_Given problem_. Repeat all of the material exactly as given.

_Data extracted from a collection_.
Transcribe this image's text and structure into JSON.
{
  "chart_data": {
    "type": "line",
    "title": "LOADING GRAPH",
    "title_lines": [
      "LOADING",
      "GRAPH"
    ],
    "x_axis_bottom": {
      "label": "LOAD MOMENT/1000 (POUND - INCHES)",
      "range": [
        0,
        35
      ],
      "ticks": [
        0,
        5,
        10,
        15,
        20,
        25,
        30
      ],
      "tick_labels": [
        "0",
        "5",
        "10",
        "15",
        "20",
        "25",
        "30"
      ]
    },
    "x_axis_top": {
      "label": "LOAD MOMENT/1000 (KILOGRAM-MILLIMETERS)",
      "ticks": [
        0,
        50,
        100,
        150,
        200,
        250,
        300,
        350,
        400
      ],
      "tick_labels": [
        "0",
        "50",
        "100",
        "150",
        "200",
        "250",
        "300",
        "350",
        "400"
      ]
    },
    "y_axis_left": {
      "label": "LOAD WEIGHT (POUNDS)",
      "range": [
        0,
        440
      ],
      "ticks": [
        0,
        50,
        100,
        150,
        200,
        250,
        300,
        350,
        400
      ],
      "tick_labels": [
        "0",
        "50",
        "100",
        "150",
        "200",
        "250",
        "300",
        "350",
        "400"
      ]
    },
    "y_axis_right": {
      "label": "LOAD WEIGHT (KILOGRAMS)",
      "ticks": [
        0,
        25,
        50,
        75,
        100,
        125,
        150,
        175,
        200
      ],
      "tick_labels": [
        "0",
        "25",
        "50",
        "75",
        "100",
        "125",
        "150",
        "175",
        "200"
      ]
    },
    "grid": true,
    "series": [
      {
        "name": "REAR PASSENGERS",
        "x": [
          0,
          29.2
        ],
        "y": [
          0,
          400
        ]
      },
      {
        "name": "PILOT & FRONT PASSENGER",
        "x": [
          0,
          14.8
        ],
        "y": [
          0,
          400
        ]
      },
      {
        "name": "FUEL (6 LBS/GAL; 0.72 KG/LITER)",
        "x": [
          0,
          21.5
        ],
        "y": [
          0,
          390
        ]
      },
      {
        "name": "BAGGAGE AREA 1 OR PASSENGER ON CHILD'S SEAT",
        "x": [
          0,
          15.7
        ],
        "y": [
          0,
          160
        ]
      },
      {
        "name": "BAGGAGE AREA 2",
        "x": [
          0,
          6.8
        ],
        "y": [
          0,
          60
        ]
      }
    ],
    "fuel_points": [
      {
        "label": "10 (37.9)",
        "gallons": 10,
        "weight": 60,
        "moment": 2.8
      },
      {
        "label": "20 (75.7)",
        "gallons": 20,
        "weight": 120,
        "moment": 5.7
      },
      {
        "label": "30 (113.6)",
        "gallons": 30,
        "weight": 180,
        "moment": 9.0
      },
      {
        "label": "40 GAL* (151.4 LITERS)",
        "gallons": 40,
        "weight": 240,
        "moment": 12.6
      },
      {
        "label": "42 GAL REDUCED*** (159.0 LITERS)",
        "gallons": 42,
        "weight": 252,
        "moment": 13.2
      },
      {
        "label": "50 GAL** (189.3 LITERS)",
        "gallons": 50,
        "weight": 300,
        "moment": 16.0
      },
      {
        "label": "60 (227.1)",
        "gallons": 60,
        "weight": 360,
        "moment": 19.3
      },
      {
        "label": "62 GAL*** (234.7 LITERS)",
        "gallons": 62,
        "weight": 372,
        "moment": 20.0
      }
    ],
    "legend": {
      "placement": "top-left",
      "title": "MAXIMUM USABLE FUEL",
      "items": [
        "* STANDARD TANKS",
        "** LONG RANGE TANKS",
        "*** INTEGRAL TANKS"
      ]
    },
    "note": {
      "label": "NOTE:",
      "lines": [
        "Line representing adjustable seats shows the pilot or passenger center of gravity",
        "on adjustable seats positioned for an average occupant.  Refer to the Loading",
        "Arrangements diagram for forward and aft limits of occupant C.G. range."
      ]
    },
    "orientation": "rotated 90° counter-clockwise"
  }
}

_Answer to this exercise_.
Transcribe this image's text and structure into JSON.
{
  "chart_data": {
    "type": "line",
    "title": "LOADING GRAPH",
    "title_lines": [
      "LOADING",
      "GRAPH"
    ],
    "x_axis_bottom": {
      "label": "LOAD MOMENT/1000 (POUND - INCHES)",
      "range": [
        0,
        35
      ],
      "ticks": [
        0,
        5,
        10,
        15,
        20,
        25,
        30
      ],
      "tick_labels": [
        "0",
        "5",
        "10",
        "15",
        "20",
        "25",
        "30"
      ]
    },
    "x_axis_top": {
      "label": "LOAD MOMENT/1000 (KILOGRAM-MILLIMETERS)",
      "ticks": [
        0,
        50,
        100,
        150,
        200,
        250,
        300,
        350,
        400
      ],
      "tick_labels": [
        "0",
        "50",
        "100",
        "150",
        "200",
        "250",
        "300",
        "350",
        "400"
      ]
    },
    "y_axis_left": {
      "label": "LOAD WEIGHT (POUNDS)",
      "range": [
        0,
        440
      ],
      "ticks": [
        0,
        50,
        100,
        150,
        200,
        250,
        300,
        350,
        400
      ],
      "tick_labels": [
        "0",
        "50",
        "100",
        "150",
        "200",
        "250",
        "300",
        "350",
        "400"
      ]
    },
    "y_axis_right": {
      "label": "LOAD WEIGHT (KILOGRAMS)",
      "ticks": [
        0,
        25,
        50,
        75,
        100,
        125,
        150,
        175,
        200
      ],
      "tick_labels": [
        "0",
        "25",
        "50",
        "75",
        "100",
        "125",
        "150",
        "175",
        "200"
      ]
    },
    "grid": true,
    "series": [
      {
        "name": "REAR PASSENGERS",
        "x": [
          0,
          29.2
        ],
        "y": [
          0,
          400
        ]
      },
      {
        "name": "PILOT & FRONT PASSENGER",
        "x": [
          0,
          14.8
        ],
        "y": [
          0,
          400
        ]
      },
      {
        "name": "FUEL (6 LBS/GAL; 0.72 KG/LITER)",
        "x": [
          0,
          21.5
        ],
        "y": [
          0,
          390
        ]
      },
      {
        "name": "BAGGAGE AREA 1 OR PASSENGER ON CHILD'S SEAT",
        "x": [
          0,
          15.7
        ],
        "y": [
          0,
          160
        ]
      },
      {
        "name": "BAGGAGE AREA 2",
        "x": [
          0,
          6.8
        ],
        "y": [
          0,
          60
        ]
      }
    ],
    "fuel_points": [
      {
        "label": "10 (37.9)",
        "gallons": 10,
        "weight": 60,
        "moment": 2.8
      },
      {
        "label": "20 (75.7)",
        "gallons": 20,
        "weight": 120,
        "moment": 5.7
      },
      {
        "label": "30 (113.6)",
        "gallons": 30,
        "weight": 180,
        "moment": 9.0
      },
      {
        "label": "40 GAL* (151.4 LITERS)",
        "gallons": 40,
        "weight": 240,
        "moment": 12.6
      },
      {
        "label": "42 GAL REDUCED*** (159.0 LITERS)",
        "gallons": 42,
        "weight": 252,
        "moment": 13.2
      },
      {
        "label": "50 GAL** (189.3 LITERS)",
        "gallons": 50,
        "weight": 300,
        "moment": 16.0
      },
      {
        "label": "60 (227.1)",
        "gallons": 60,
        "weight": 360,
        "moment": 19.3
      },
      {
        "label": "62 GAL*** (234.7 LITERS)",
        "gallons": 62,
        "weight": 372,
        "moment": 20.0
      }
    ],
    "legend": {
      "placement": "top-left",
      "title": "MAXIMUM USABLE FUEL",
      "items": [
        "* STANDARD TANKS",
        "** LONG RANGE TANKS",
        "*** INTEGRAL TANKS"
      ]
    },
    "note": {
      "label": "NOTE:",
      "lines": [
        "Line representing adjustable seats shows the pilot or passenger center of gravity",
        "on adjustable seats positioned for an average occupant.  Refer to the Loading",
        "Arrangements diagram for forward and aft limits of occupant C.G. range."
      ]
    },
    "orientation": "rotated 90° counter-clockwise"
  }
}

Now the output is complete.